Restate each of the lines below word for word and drop every picture.

(Rows from a dataset)

+ + + +

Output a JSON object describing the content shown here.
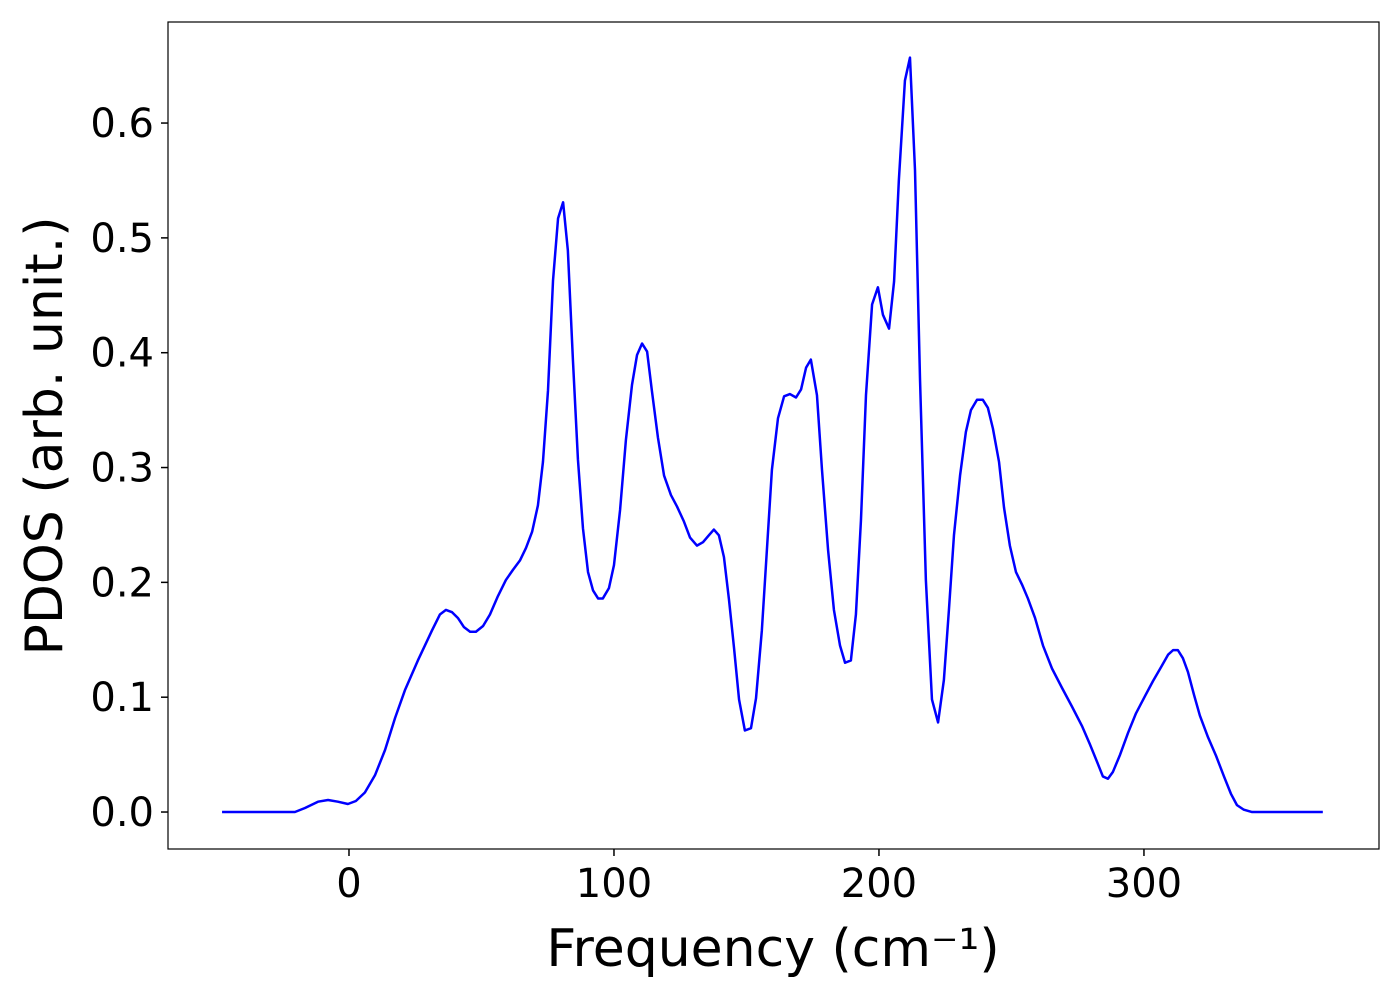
{
  "chart_data": {
    "type": "line",
    "xlabel": "Frequency (cm⁻¹)",
    "ylabel": "PDOS (arb. unit.)",
    "xlim": [
      -68.3,
      388.7
    ],
    "ylim": [
      -0.0322,
      0.688
    ],
    "xticks": [
      0,
      100,
      200,
      300
    ],
    "yticks": [
      {
        "value": 0,
        "label": "0.0"
      },
      0.1,
      0.2,
      0.3,
      0.4,
      0.5,
      0.6
    ],
    "grid": false,
    "x": [
      -47.9,
      -20.4,
      -16.6,
      -11.7,
      -7.9,
      -4.2,
      -0.4,
      2.6,
      6,
      9.8,
      13.6,
      17.4,
      21.1,
      26,
      31.3,
      34.3,
      36.6,
      38.9,
      41.1,
      43.4,
      45.7,
      47.9,
      50.6,
      53.2,
      56.2,
      59.2,
      61.9,
      64.5,
      66.8,
      69.1,
      71.3,
      73.2,
      75.1,
      77,
      78.9,
      80.8,
      82.6,
      84.5,
      86.4,
      88.3,
      90.2,
      92.1,
      94,
      95.8,
      98.1,
      100,
      102.3,
      104.5,
      106.8,
      108.7,
      110.6,
      112.5,
      114.3,
      116.6,
      118.9,
      121.5,
      123.8,
      126.4,
      128.7,
      131.3,
      133.6,
      135.8,
      137.7,
      139.6,
      141.5,
      143.4,
      145.3,
      147.2,
      149.4,
      151.7,
      153.6,
      155.8,
      157.7,
      159.6,
      161.9,
      164.2,
      166.4,
      168.7,
      170.6,
      172.5,
      174.3,
      176.6,
      178.5,
      180.8,
      183,
      185.3,
      187.2,
      189.4,
      191.3,
      193.2,
      195.1,
      197.4,
      199.6,
      201.5,
      203.8,
      205.7,
      207.5,
      209.8,
      211.7,
      213.6,
      215.5,
      217.7,
      220,
      222.3,
      224.5,
      226.4,
      228.3,
      230.6,
      232.8,
      234.7,
      237,
      239.2,
      241.1,
      243,
      245.3,
      247.2,
      249.4,
      251.7,
      254,
      256.2,
      258.9,
      261.9,
      265.3,
      269.1,
      272.8,
      276.6,
      279.6,
      282.6,
      284.5,
      286.4,
      288.3,
      291,
      294,
      297,
      300.4,
      303.4,
      306.4,
      309.1,
      311,
      312.8,
      314.7,
      316.6,
      318.9,
      321.1,
      324.2,
      327.2,
      330.2,
      332.8,
      335.1,
      337.7,
      340.8,
      367.5
    ],
    "series": [
      {
        "color": "#0000ff",
        "values": [
          0,
          0,
          0.0035,
          0.009,
          0.0105,
          0.009,
          0.007,
          0.0096,
          0.017,
          0.032,
          0.054,
          0.082,
          0.106,
          0.132,
          0.158,
          0.172,
          0.176,
          0.174,
          0.169,
          0.161,
          0.157,
          0.157,
          0.162,
          0.172,
          0.188,
          0.202,
          0.211,
          0.219,
          0.23,
          0.244,
          0.267,
          0.305,
          0.367,
          0.463,
          0.517,
          0.531,
          0.489,
          0.394,
          0.307,
          0.247,
          0.209,
          0.193,
          0.186,
          0.186,
          0.195,
          0.215,
          0.263,
          0.324,
          0.372,
          0.398,
          0.408,
          0.401,
          0.367,
          0.326,
          0.293,
          0.276,
          0.266,
          0.253,
          0.239,
          0.232,
          0.235,
          0.241,
          0.246,
          0.241,
          0.222,
          0.185,
          0.143,
          0.098,
          0.071,
          0.073,
          0.099,
          0.158,
          0.228,
          0.298,
          0.343,
          0.362,
          0.364,
          0.361,
          0.368,
          0.387,
          0.394,
          0.363,
          0.298,
          0.228,
          0.176,
          0.145,
          0.13,
          0.132,
          0.172,
          0.254,
          0.363,
          0.442,
          0.457,
          0.433,
          0.421,
          0.462,
          0.55,
          0.637,
          0.657,
          0.559,
          0.376,
          0.202,
          0.098,
          0.078,
          0.115,
          0.176,
          0.241,
          0.293,
          0.331,
          0.35,
          0.359,
          0.359,
          0.352,
          0.334,
          0.305,
          0.265,
          0.232,
          0.209,
          0.198,
          0.186,
          0.169,
          0.145,
          0.125,
          0.108,
          0.092,
          0.075,
          0.059,
          0.042,
          0.031,
          0.029,
          0.035,
          0.05,
          0.069,
          0.086,
          0.101,
          0.114,
          0.126,
          0.137,
          0.141,
          0.141,
          0.134,
          0.122,
          0.102,
          0.084,
          0.065,
          0.049,
          0.031,
          0.016,
          0.006,
          0.002,
          0,
          0
        ]
      }
    ]
  }
}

+ + + +

**Response below**.
Output a JSON object describing the content shown here.
{
  "chart_data": {
    "type": "line",
    "xlabel": "Frequency (cm⁻¹)",
    "ylabel": "PDOS (arb. unit.)",
    "xlim": [
      -68.3,
      388.7
    ],
    "ylim": [
      -0.0322,
      0.688
    ],
    "xticks": [
      0,
      100,
      200,
      300
    ],
    "yticks": [
      {
        "value": 0,
        "label": "0.0"
      },
      0.1,
      0.2,
      0.3,
      0.4,
      0.5,
      0.6
    ],
    "grid": false,
    "x": [
      -47.9,
      -20.4,
      -16.6,
      -11.7,
      -7.9,
      -4.2,
      -0.4,
      2.6,
      6,
      9.8,
      13.6,
      17.4,
      21.1,
      26,
      31.3,
      34.3,
      36.6,
      38.9,
      41.1,
      43.4,
      45.7,
      47.9,
      50.6,
      53.2,
      56.2,
      59.2,
      61.9,
      64.5,
      66.8,
      69.1,
      71.3,
      73.2,
      75.1,
      77,
      78.9,
      80.8,
      82.6,
      84.5,
      86.4,
      88.3,
      90.2,
      92.1,
      94,
      95.8,
      98.1,
      100,
      102.3,
      104.5,
      106.8,
      108.7,
      110.6,
      112.5,
      114.3,
      116.6,
      118.9,
      121.5,
      123.8,
      126.4,
      128.7,
      131.3,
      133.6,
      135.8,
      137.7,
      139.6,
      141.5,
      143.4,
      145.3,
      147.2,
      149.4,
      151.7,
      153.6,
      155.8,
      157.7,
      159.6,
      161.9,
      164.2,
      166.4,
      168.7,
      170.6,
      172.5,
      174.3,
      176.6,
      178.5,
      180.8,
      183,
      185.3,
      187.2,
      189.4,
      191.3,
      193.2,
      195.1,
      197.4,
      199.6,
      201.5,
      203.8,
      205.7,
      207.5,
      209.8,
      211.7,
      213.6,
      215.5,
      217.7,
      220,
      222.3,
      224.5,
      226.4,
      228.3,
      230.6,
      232.8,
      234.7,
      237,
      239.2,
      241.1,
      243,
      245.3,
      247.2,
      249.4,
      251.7,
      254,
      256.2,
      258.9,
      261.9,
      265.3,
      269.1,
      272.8,
      276.6,
      279.6,
      282.6,
      284.5,
      286.4,
      288.3,
      291,
      294,
      297,
      300.4,
      303.4,
      306.4,
      309.1,
      311,
      312.8,
      314.7,
      316.6,
      318.9,
      321.1,
      324.2,
      327.2,
      330.2,
      332.8,
      335.1,
      337.7,
      340.8,
      367.5
    ],
    "series": [
      {
        "color": "#0000ff",
        "values": [
          0,
          0,
          0.0035,
          0.009,
          0.0105,
          0.009,
          0.007,
          0.0096,
          0.017,
          0.032,
          0.054,
          0.082,
          0.106,
          0.132,
          0.158,
          0.172,
          0.176,
          0.174,
          0.169,
          0.161,
          0.157,
          0.157,
          0.162,
          0.172,
          0.188,
          0.202,
          0.211,
          0.219,
          0.23,
          0.244,
          0.267,
          0.305,
          0.367,
          0.463,
          0.517,
          0.531,
          0.489,
          0.394,
          0.307,
          0.247,
          0.209,
          0.193,
          0.186,
          0.186,
          0.195,
          0.215,
          0.263,
          0.324,
          0.372,
          0.398,
          0.408,
          0.401,
          0.367,
          0.326,
          0.293,
          0.276,
          0.266,
          0.253,
          0.239,
          0.232,
          0.235,
          0.241,
          0.246,
          0.241,
          0.222,
          0.185,
          0.143,
          0.098,
          0.071,
          0.073,
          0.099,
          0.158,
          0.228,
          0.298,
          0.343,
          0.362,
          0.364,
          0.361,
          0.368,
          0.387,
          0.394,
          0.363,
          0.298,
          0.228,
          0.176,
          0.145,
          0.13,
          0.132,
          0.172,
          0.254,
          0.363,
          0.442,
          0.457,
          0.433,
          0.421,
          0.462,
          0.55,
          0.637,
          0.657,
          0.559,
          0.376,
          0.202,
          0.098,
          0.078,
          0.115,
          0.176,
          0.241,
          0.293,
          0.331,
          0.35,
          0.359,
          0.359,
          0.352,
          0.334,
          0.305,
          0.265,
          0.232,
          0.209,
          0.198,
          0.186,
          0.169,
          0.145,
          0.125,
          0.108,
          0.092,
          0.075,
          0.059,
          0.042,
          0.031,
          0.029,
          0.035,
          0.05,
          0.069,
          0.086,
          0.101,
          0.114,
          0.126,
          0.137,
          0.141,
          0.141,
          0.134,
          0.122,
          0.102,
          0.084,
          0.065,
          0.049,
          0.031,
          0.016,
          0.006,
          0.002,
          0,
          0
        ]
      }
    ]
  }
}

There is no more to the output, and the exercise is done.